Problem -> Every line below that contains "strony" is to be copied.

Provided data ->
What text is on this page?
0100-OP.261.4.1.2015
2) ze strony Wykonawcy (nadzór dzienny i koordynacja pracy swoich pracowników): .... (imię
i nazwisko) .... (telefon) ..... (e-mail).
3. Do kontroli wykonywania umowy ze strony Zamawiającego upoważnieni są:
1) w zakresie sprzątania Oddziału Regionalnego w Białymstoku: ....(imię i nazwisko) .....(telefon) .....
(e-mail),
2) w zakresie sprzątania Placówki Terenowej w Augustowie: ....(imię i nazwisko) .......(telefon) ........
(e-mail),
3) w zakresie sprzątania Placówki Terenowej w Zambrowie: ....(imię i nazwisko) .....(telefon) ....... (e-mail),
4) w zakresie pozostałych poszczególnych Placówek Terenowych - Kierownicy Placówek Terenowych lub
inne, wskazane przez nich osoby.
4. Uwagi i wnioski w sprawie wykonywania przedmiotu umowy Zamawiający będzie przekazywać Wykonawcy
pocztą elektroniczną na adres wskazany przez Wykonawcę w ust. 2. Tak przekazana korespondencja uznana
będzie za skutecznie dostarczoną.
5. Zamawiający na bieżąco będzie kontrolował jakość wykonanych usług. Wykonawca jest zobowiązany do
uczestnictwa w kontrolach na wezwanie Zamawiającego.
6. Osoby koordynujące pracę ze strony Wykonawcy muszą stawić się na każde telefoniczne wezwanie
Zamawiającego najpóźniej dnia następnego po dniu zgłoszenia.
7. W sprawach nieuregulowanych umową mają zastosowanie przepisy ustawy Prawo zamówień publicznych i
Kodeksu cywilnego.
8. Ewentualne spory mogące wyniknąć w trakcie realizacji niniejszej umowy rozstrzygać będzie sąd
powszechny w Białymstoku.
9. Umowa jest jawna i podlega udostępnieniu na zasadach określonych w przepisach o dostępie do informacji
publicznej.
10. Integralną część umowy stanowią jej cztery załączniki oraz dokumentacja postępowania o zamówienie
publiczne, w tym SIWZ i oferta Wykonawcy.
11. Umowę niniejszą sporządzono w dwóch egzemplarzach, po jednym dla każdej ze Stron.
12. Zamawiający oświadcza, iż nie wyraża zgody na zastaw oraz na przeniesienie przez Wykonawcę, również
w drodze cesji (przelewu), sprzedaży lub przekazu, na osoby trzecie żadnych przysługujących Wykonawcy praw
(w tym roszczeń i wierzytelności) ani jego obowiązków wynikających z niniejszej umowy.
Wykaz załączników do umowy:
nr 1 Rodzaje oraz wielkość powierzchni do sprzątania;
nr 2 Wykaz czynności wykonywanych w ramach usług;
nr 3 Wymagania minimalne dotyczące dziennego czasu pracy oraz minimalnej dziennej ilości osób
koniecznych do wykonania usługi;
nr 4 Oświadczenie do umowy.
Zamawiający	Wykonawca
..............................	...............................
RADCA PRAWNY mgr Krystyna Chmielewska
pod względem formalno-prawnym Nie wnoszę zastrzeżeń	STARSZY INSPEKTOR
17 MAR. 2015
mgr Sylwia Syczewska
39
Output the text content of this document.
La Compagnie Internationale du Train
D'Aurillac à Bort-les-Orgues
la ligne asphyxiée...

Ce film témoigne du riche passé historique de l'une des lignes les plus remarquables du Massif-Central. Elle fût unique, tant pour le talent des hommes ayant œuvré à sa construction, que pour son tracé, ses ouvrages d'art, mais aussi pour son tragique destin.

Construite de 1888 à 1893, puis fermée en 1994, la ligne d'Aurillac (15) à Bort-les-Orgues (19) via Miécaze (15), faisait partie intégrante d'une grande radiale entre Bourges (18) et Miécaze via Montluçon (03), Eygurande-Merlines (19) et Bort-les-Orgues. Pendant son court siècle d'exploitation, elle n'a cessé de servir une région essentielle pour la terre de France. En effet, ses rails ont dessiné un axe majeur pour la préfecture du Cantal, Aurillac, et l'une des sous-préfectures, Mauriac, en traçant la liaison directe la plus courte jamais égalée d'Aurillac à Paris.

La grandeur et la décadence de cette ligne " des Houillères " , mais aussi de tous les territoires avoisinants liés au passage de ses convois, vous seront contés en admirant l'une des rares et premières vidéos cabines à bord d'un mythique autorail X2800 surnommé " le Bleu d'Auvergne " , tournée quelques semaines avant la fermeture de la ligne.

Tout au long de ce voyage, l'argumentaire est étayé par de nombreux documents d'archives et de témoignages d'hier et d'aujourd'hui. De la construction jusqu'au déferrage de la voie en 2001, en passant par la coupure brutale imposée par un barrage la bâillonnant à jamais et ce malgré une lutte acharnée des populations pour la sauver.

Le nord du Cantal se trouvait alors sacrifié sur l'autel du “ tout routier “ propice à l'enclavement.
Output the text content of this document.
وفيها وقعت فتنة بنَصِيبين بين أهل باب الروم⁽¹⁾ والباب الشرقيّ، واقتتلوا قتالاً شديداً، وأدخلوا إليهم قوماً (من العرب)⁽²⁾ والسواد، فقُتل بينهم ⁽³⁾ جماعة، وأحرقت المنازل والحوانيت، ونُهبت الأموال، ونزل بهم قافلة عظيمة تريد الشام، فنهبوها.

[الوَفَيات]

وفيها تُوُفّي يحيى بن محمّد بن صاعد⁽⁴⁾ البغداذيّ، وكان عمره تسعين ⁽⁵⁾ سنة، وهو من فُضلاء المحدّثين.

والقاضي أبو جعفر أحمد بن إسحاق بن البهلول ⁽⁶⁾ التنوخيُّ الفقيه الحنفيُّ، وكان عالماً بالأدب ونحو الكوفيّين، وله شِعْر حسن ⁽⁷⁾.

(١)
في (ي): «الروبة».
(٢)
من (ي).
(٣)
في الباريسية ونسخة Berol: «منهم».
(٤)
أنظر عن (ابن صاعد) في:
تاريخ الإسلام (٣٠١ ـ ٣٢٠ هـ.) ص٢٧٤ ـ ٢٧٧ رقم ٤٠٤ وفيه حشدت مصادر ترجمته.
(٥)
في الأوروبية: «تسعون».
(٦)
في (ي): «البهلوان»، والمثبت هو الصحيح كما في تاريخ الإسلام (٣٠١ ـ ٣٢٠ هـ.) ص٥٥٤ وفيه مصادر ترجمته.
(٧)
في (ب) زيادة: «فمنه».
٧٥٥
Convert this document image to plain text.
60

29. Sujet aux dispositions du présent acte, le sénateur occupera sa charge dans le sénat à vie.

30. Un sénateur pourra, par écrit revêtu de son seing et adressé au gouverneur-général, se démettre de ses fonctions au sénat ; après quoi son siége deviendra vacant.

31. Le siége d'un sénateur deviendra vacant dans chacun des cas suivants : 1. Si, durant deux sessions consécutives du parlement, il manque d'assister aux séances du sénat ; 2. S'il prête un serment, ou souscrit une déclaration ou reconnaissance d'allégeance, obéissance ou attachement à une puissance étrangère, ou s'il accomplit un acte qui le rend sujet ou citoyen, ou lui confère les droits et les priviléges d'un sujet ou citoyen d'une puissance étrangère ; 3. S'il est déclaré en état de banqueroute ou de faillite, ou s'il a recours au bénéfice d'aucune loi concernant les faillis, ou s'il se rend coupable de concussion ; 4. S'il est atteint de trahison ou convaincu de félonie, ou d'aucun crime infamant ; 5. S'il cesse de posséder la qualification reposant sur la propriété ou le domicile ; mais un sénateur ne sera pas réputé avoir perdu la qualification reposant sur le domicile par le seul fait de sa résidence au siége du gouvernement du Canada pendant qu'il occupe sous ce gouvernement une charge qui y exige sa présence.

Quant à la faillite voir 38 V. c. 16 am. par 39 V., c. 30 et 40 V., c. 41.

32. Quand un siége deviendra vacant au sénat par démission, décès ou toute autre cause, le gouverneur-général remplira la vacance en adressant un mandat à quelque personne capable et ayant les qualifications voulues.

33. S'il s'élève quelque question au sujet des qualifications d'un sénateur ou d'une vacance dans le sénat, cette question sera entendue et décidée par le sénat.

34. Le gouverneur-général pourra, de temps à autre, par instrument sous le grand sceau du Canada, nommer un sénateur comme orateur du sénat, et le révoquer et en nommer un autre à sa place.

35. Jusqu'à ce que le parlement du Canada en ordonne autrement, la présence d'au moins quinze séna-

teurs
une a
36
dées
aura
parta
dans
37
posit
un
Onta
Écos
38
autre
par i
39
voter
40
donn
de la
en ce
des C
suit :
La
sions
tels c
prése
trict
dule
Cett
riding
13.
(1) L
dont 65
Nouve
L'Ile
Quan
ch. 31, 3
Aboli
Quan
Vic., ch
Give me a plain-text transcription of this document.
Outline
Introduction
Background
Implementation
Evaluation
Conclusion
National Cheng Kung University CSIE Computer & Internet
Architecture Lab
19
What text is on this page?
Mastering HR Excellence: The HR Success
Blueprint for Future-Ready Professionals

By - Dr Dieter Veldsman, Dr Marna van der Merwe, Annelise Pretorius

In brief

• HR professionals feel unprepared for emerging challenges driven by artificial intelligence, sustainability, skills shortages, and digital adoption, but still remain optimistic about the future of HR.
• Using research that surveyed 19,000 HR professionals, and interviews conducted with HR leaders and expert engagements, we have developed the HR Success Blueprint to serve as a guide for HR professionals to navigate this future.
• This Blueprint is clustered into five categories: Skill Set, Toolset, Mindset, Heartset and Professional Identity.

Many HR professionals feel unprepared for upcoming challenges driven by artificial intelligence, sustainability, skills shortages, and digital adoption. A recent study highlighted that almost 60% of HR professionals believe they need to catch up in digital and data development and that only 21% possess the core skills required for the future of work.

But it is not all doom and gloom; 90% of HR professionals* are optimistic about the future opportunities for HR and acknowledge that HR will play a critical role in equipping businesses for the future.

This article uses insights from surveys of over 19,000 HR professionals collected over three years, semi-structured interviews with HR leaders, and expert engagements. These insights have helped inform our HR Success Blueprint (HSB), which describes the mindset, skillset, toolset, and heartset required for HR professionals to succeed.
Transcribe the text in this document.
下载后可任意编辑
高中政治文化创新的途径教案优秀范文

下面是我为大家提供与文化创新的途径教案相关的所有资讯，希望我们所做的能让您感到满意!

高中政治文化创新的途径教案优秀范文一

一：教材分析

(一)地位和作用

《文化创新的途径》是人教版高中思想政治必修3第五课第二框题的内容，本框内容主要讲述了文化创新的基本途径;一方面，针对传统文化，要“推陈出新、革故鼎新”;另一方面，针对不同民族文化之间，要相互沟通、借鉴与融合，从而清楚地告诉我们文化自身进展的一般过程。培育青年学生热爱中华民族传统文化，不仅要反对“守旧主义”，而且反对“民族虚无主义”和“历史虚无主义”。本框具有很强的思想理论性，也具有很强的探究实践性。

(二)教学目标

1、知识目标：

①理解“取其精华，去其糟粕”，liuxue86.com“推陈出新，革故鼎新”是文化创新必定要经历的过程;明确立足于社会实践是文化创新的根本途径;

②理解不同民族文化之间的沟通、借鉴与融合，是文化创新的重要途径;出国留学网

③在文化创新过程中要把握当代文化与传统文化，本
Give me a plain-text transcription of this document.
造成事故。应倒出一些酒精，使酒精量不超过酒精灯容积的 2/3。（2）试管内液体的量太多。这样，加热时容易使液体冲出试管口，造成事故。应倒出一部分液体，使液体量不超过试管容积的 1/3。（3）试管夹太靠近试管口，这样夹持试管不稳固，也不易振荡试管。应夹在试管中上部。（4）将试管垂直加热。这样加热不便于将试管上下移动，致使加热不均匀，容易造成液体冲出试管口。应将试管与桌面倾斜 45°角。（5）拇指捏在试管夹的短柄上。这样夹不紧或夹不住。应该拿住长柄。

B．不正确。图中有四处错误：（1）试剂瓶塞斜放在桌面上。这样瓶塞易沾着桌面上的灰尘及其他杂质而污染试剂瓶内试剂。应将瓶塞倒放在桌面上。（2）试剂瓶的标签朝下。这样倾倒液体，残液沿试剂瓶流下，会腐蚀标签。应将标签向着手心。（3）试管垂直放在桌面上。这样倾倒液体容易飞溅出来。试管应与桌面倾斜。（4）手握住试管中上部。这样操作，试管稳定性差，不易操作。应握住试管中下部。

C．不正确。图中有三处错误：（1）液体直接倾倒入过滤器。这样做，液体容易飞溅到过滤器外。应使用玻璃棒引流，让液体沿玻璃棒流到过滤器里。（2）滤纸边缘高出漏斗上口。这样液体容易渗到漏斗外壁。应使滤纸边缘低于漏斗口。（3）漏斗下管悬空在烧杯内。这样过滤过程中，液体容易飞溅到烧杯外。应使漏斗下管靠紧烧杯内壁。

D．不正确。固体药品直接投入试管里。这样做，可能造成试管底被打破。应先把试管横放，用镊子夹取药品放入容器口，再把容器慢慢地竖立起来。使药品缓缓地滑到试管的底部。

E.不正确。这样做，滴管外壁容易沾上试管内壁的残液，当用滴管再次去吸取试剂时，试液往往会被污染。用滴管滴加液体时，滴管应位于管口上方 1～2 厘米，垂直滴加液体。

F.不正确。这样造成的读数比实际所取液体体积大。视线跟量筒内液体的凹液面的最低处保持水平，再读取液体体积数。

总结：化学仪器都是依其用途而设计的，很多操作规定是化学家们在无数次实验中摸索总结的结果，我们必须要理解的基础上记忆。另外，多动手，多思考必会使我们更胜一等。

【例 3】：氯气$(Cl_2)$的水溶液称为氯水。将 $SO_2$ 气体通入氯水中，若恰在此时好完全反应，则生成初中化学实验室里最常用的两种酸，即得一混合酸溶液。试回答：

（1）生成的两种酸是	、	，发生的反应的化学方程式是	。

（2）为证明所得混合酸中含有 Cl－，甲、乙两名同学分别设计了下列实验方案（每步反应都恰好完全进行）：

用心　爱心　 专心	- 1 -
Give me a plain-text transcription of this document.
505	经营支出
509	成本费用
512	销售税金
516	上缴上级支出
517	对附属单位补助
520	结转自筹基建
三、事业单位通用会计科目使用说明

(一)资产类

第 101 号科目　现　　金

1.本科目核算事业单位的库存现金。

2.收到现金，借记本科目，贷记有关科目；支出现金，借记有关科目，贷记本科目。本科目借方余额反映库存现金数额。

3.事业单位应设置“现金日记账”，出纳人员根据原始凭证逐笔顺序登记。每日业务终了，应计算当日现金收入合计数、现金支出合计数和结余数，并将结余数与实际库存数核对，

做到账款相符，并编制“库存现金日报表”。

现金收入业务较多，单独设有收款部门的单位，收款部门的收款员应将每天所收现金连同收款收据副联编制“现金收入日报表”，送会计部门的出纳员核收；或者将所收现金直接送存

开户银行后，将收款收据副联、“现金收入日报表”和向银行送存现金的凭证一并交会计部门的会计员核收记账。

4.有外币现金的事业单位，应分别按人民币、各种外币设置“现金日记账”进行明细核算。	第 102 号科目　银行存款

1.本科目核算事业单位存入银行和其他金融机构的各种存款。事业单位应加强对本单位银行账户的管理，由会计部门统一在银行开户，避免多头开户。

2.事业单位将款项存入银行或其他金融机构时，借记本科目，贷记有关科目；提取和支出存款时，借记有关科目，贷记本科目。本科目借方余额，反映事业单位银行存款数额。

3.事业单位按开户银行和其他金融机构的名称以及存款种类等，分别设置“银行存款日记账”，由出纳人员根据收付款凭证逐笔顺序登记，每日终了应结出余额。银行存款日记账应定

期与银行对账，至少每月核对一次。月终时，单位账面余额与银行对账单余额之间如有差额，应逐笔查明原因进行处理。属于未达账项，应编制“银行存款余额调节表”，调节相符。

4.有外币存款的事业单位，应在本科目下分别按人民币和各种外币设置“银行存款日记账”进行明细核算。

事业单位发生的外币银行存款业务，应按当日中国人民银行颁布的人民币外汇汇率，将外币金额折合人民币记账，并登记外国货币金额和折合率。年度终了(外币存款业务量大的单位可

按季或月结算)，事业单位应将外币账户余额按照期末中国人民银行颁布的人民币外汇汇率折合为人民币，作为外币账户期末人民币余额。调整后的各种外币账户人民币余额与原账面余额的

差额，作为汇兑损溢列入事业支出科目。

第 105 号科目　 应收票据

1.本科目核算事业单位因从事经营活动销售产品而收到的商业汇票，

Solution for this problem ->
2) ze strony Wykonawcy (nadzór dzienny i koordynacja pracy swoich pracowników): .... (imię
3. Do kontroli wykonywania umowy ze strony Zamawiającego upoważnieni są:
6. Osoby koordynujące pracę ze strony Wykonawcy muszą stawić się na każde telefoniczne wezwanie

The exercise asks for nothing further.